## WHAT THE TASK ASKS:
Write out each line exactly as it stands, please.

## DATASET ROWS:
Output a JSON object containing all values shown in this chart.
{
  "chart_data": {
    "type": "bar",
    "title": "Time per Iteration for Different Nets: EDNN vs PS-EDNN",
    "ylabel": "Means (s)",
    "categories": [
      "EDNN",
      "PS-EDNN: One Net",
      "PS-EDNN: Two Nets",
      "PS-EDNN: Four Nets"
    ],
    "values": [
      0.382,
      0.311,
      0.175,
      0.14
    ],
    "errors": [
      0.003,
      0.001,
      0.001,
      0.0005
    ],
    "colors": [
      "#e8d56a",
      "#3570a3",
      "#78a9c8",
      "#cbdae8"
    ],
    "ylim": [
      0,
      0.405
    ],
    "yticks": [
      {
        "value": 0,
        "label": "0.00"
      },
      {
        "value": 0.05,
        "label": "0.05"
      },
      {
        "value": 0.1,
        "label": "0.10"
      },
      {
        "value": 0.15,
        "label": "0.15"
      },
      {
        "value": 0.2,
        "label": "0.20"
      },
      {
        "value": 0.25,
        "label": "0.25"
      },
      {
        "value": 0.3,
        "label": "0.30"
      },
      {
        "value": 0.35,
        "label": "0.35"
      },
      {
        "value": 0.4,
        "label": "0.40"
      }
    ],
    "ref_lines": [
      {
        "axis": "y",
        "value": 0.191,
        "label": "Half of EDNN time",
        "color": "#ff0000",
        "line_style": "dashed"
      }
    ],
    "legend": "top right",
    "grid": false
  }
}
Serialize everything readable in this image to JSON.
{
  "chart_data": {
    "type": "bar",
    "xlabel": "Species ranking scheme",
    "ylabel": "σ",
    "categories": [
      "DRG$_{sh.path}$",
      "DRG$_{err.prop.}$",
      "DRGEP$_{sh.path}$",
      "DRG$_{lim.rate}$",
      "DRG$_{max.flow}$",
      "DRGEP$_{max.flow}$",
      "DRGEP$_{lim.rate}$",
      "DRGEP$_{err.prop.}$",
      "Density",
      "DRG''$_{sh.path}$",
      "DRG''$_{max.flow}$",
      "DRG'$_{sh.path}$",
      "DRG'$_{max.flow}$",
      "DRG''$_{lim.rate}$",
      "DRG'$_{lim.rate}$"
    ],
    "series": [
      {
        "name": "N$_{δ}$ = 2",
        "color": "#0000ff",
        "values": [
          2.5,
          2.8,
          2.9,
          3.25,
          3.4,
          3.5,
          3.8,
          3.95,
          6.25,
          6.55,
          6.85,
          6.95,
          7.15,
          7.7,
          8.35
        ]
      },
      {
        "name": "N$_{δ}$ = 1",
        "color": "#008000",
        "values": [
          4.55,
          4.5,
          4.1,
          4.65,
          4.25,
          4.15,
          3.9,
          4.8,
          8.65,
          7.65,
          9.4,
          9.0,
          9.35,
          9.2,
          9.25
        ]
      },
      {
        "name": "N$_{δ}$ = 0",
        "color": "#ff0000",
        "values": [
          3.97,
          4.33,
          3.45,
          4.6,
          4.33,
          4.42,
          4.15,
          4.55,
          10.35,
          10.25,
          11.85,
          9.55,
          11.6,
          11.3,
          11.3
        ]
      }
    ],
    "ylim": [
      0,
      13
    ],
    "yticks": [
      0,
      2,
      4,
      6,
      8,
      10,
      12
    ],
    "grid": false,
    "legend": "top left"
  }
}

## SOLUTION FOR THIS PROBLEM:
Output a JSON object containing all values shown in this chart.
{
  "chart_data": {
    "type": "bar",
    "title": "Time per Iteration for Different Nets: EDNN vs PS-EDNN",
    "ylabel": "Means (s)",
    "categories": [
      "EDNN",
      "PS-EDNN: One Net",
      "PS-EDNN: Two Nets",
      "PS-EDNN: Four Nets"
    ],
    "values": [
      0.382,
      0.311,
      0.175,
      0.14
    ],
    "errors": [
      0.003,
      0.001,
      0.001,
      0.0005
    ],
    "colors": [
      "#e8d56a",
      "#3570a3",
      "#78a9c8",
      "#cbdae8"
    ],
    "ylim": [
      0,
      0.405
    ],
    "yticks": [
      {
        "value": 0,
        "label": "0.00"
      },
      {
        "value": 0.05,
        "label": "0.05"
      },
      {
        "value": 0.1,
        "label": "0.10"
      },
      {
        "value": 0.15,
        "label": "0.15"
      },
      {
        "value": 0.2,
        "label": "0.20"
      },
      {
        "value": 0.25,
        "label": "0.25"
      },
      {
        "value": 0.3,
        "label": "0.30"
      },
      {
        "value": 0.35,
        "label": "0.35"
      },
      {
        "value": 0.4,
        "label": "0.40"
      }
    ],
    "ref_lines": [
      {
        "axis": "y",
        "value": 0.191,
        "label": "Half of EDNN time",
        "color": "#ff0000",
        "line_style": "dashed"
      }
    ],
    "legend": "top right",
    "grid": false
  }
}
Serialize everything readable in this image to JSON.
{
  "chart_data": {
    "type": "bar",
    "xlabel": "Species ranking scheme",
    "ylabel": "σ",
    "categories": [
      "DRG$_{sh.path}$",
      "DRG$_{err.prop.}$",
      "DRGEP$_{sh.path}$",
      "DRG$_{lim.rate}$",
      "DRG$_{max.flow}$",
      "DRGEP$_{max.flow}$",
      "DRGEP$_{lim.rate}$",
      "DRGEP$_{err.prop.}$",
      "Density",
      "DRG''$_{sh.path}$",
      "DRG''$_{max.flow}$",
      "DRG'$_{sh.path}$",
      "DRG'$_{max.flow}$",
      "DRG''$_{lim.rate}$",
      "DRG'$_{lim.rate}$"
    ],
    "series": [
      {
        "name": "N$_{δ}$ = 2",
        "color": "#0000ff",
        "values": [
          2.5,
          2.8,
          2.9,
          3.25,
          3.4,
          3.5,
          3.8,
          3.95,
          6.25,
          6.55,
          6.85,
          6.95,
          7.15,
          7.7,
          8.35
        ]
      },
      {
        "name": "N$_{δ}$ = 1",
        "color": "#008000",
        "values": [
          4.55,
          4.5,
          4.1,
          4.65,
          4.25,
          4.15,
          3.9,
          4.8,
          8.65,
          7.65,
          9.4,
          9.0,
          9.35,
          9.2,
          9.25
        ]
      },
      {
        "name": "N$_{δ}$ = 0",
        "color": "#ff0000",
        "values": [
          3.97,
          4.33,
          3.45,
          4.6,
          4.33,
          4.42,
          4.15,
          4.55,
          10.35,
          10.25,
          11.85,
          9.55,
          11.6,
          11.3,
          11.3
        ]
      }
    ],
    "ylim": [
      0,
      13
    ],
    "yticks": [
      0,
      2,
      4,
      6,
      8,
      10,
      12
    ],
    "grid": false,
    "legend": "top left"
  }
}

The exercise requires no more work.